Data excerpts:
------------------------------------------------------------
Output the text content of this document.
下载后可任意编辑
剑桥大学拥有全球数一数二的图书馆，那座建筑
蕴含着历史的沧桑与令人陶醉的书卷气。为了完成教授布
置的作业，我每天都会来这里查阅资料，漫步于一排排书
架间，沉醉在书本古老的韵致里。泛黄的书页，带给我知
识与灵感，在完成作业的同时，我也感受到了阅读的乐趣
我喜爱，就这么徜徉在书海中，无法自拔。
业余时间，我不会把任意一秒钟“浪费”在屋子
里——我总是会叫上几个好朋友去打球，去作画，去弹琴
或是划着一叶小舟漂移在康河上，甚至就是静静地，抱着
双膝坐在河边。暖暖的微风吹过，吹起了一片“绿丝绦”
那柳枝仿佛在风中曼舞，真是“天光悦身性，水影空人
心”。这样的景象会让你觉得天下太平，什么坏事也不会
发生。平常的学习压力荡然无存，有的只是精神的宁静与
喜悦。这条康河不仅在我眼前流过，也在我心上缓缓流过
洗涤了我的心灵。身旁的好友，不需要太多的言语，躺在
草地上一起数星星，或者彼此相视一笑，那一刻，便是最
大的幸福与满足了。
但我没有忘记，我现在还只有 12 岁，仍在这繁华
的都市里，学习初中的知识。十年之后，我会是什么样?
------------------------------------------------------------
All of the entries must be quoted exactly; please include each one.

Output the text content of this document.
下载后可任意编辑
剑桥大学拥有全球数一数二的图书馆，那座建筑
蕴含着历史的沧桑与令人陶醉的书卷气。为了完成教授布
置的作业，我每天都会来这里查阅资料，漫步于一排排书
架间，沉醉在书本古老的韵致里。泛黄的书页，带给我知
识与灵感，在完成作业的同时，我也感受到了阅读的乐趣
我喜爱，就这么徜徉在书海中，无法自拔。
业余时间，我不会把任意一秒钟“浪费”在屋子
里——我总是会叫上几个好朋友去打球，去作画，去弹琴
或是划着一叶小舟漂移在康河上，甚至就是静静地，抱着
双膝坐在河边。暖暖的微风吹过，吹起了一片“绿丝绦”
那柳枝仿佛在风中曼舞，真是“天光悦身性，水影空人
心”。这样的景象会让你觉得天下太平，什么坏事也不会
发生。平常的学习压力荡然无存，有的只是精神的宁静与
喜悦。这条康河不仅在我眼前流过，也在我心上缓缓流过
洗涤了我的心灵。身旁的好友，不需要太多的言语，躺在
草地上一起数星星，或者彼此相视一笑，那一刻，便是最
大的幸福与满足了。
但我没有忘记，我现在还只有 12 岁，仍在这繁华
的都市里，学习初中的知识。十年之后，我会是什么样?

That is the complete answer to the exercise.